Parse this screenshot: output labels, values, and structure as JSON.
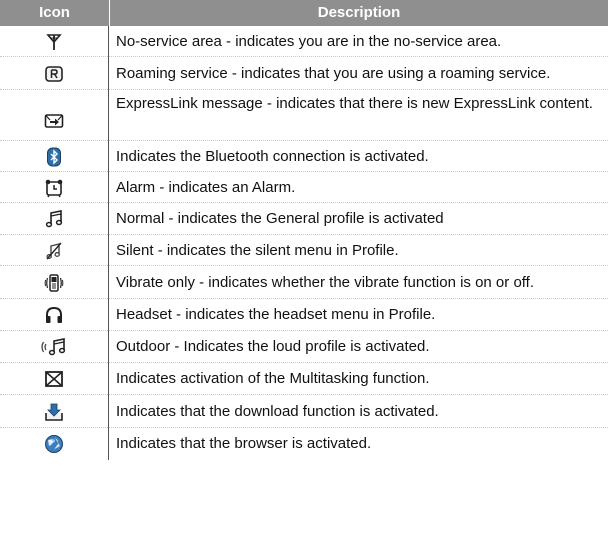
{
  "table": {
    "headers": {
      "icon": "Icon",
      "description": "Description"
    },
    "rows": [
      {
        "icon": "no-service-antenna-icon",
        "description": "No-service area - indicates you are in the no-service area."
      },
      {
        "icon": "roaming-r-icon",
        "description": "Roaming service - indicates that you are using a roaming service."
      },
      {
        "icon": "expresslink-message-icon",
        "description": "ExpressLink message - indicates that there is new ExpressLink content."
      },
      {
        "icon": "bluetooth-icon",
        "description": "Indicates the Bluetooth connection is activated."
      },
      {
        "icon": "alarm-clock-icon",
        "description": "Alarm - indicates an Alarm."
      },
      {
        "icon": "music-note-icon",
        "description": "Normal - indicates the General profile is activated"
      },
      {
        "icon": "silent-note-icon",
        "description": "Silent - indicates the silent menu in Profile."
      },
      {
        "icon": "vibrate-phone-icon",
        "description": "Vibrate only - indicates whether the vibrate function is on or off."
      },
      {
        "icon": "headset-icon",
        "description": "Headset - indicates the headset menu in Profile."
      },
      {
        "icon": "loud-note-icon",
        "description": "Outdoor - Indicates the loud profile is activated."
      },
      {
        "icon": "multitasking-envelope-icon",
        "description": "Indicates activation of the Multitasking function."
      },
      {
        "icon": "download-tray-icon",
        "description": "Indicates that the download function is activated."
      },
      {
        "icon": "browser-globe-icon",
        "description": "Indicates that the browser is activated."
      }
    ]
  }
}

* * *

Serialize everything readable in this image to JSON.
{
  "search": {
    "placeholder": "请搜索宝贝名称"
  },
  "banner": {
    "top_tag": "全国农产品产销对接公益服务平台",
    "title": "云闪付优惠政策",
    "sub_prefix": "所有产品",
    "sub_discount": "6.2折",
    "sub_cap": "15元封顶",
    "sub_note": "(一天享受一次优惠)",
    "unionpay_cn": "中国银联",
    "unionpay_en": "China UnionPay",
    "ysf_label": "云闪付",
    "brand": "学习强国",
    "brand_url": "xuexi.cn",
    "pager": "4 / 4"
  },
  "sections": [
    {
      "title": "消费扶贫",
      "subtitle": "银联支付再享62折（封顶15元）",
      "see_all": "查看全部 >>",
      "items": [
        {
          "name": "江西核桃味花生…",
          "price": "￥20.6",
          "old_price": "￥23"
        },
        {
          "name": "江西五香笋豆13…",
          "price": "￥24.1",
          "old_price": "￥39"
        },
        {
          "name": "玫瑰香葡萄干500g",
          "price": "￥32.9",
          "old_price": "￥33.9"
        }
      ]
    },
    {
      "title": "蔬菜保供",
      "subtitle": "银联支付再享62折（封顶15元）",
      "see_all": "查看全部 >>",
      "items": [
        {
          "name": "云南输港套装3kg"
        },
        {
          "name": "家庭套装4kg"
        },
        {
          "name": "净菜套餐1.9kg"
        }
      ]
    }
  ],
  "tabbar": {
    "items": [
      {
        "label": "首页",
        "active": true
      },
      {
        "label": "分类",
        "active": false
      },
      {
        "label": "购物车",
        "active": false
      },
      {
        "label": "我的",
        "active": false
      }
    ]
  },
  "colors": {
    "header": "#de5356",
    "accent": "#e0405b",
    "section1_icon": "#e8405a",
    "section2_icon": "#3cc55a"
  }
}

* * *

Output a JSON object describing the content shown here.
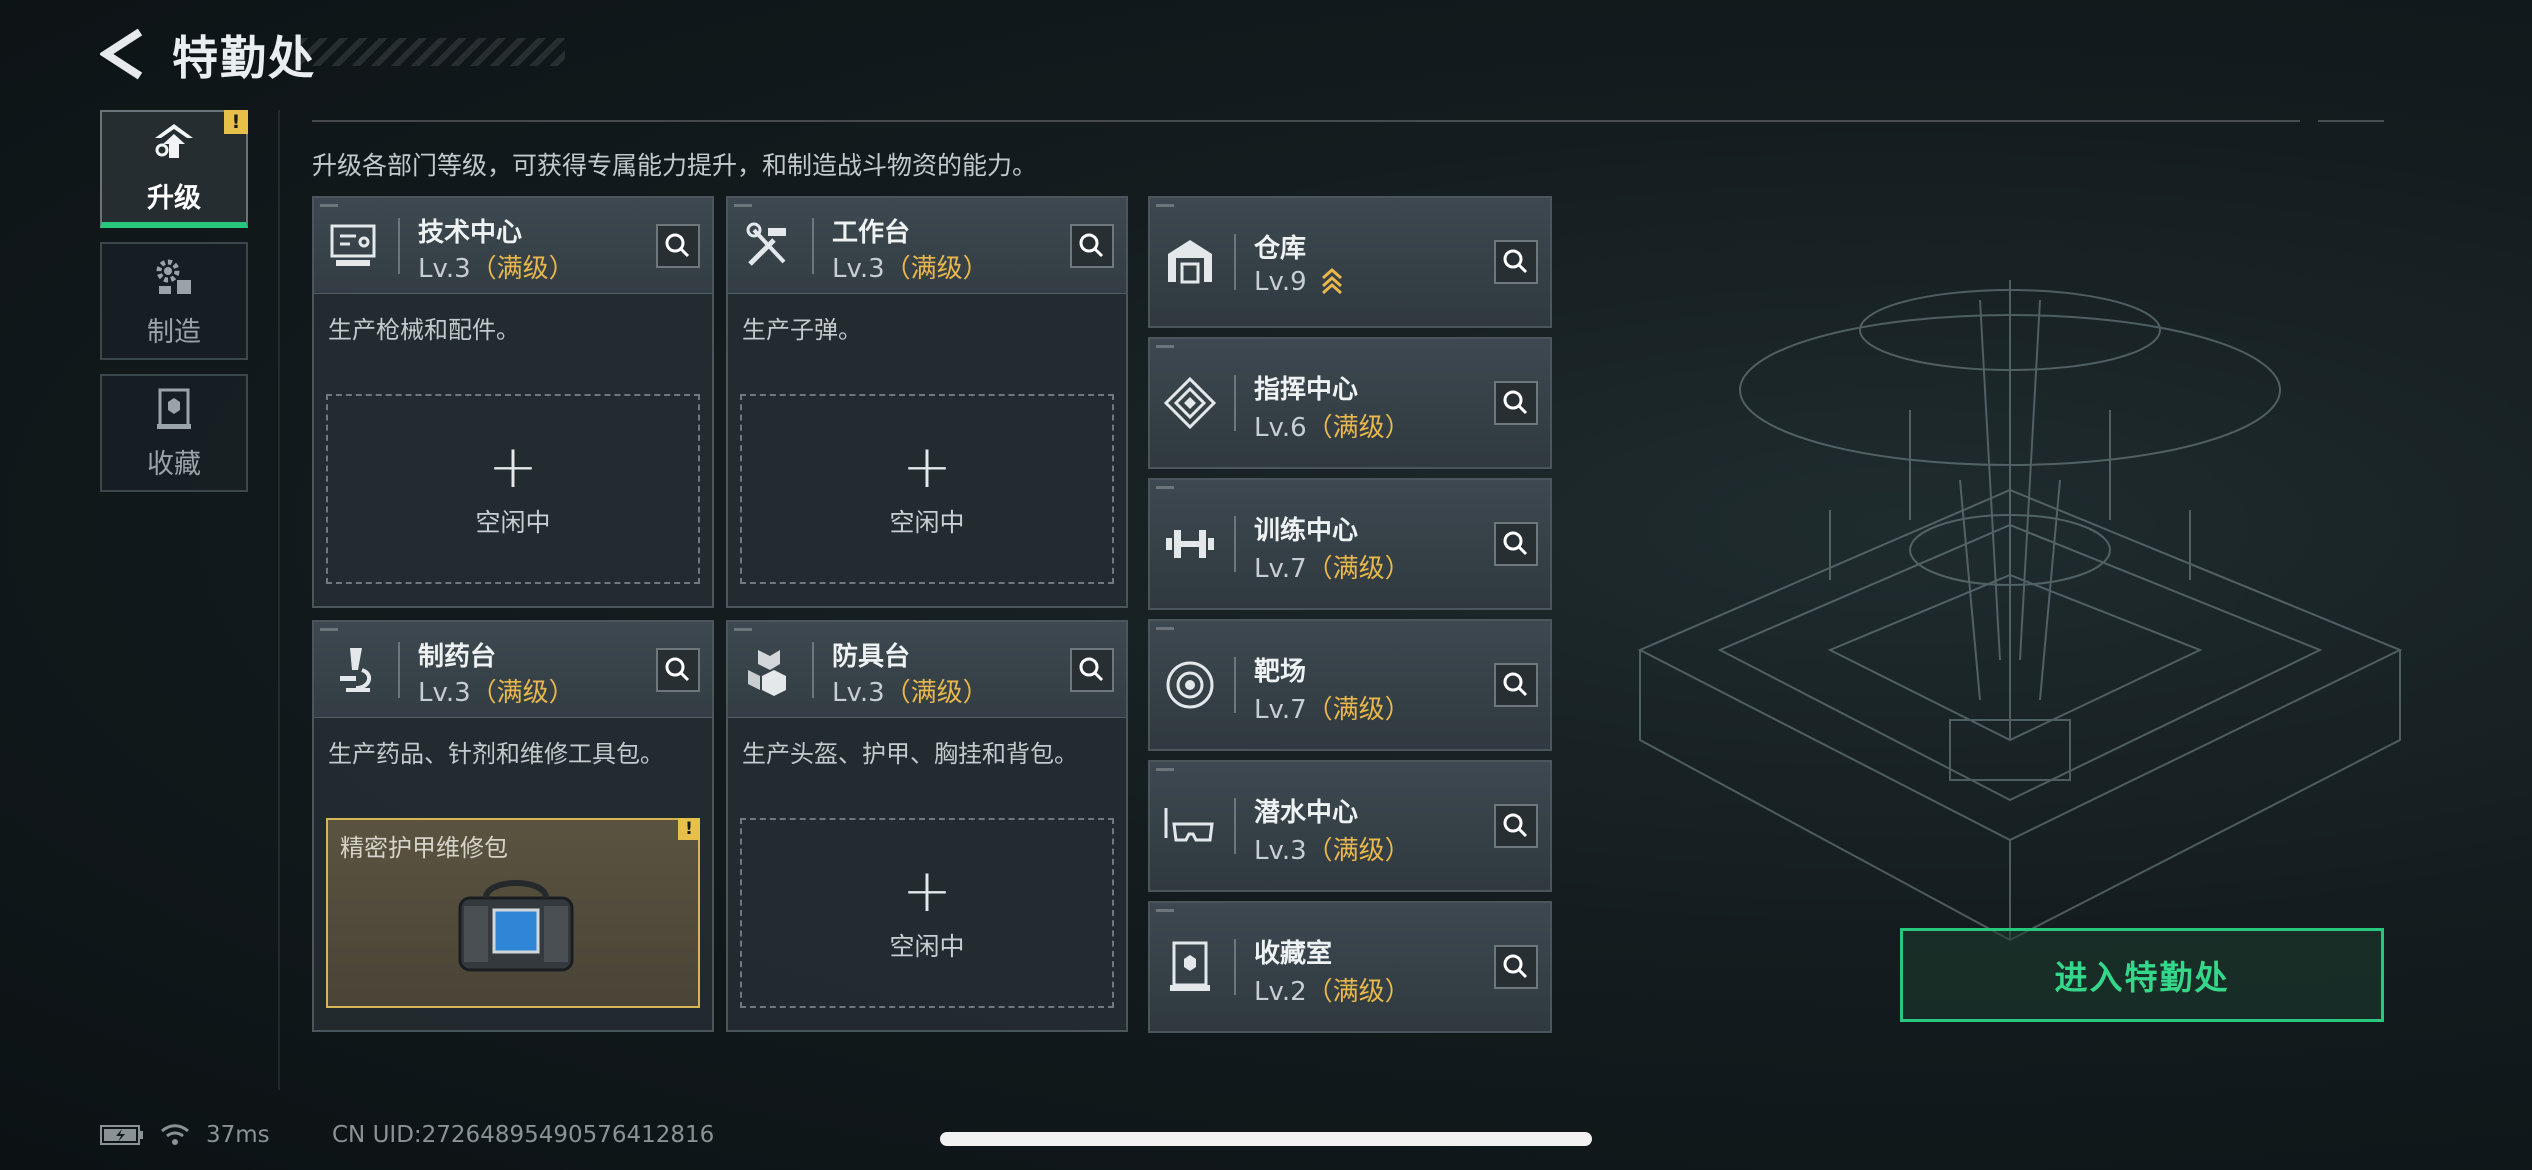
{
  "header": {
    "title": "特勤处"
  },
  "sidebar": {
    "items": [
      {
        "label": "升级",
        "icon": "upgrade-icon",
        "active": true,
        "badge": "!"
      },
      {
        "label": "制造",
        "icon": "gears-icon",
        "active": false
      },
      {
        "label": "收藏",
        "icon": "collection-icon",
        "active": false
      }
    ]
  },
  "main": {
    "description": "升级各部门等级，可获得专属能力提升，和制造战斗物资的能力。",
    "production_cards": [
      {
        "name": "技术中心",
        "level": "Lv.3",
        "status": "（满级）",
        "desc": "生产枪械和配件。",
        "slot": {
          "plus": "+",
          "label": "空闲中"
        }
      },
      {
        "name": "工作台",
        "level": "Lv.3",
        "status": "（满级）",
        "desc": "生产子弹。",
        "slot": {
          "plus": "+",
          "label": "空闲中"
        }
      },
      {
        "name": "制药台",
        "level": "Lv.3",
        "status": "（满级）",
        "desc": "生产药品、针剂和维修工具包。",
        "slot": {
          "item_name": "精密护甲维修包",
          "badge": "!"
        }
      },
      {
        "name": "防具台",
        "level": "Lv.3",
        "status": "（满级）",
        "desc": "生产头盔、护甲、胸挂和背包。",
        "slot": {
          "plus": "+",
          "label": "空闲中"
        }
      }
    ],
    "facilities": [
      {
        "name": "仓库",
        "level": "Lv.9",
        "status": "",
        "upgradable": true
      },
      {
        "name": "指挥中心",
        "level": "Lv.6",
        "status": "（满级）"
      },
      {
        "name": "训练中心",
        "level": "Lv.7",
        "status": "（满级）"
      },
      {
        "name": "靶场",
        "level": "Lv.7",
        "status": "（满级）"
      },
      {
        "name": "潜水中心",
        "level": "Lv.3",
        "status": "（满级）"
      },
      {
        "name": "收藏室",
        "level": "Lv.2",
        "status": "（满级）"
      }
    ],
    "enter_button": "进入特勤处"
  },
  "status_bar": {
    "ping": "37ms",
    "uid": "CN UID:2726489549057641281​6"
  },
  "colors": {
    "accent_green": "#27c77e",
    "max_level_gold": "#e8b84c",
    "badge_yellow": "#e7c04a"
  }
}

> **What you have to do**:
Find the lines above that contain the word "loud" and collect them.

> **Written solution**:
        "icon": "loud-note-icon",
        "description": "Outdoor - Indicates the loud profile is activated."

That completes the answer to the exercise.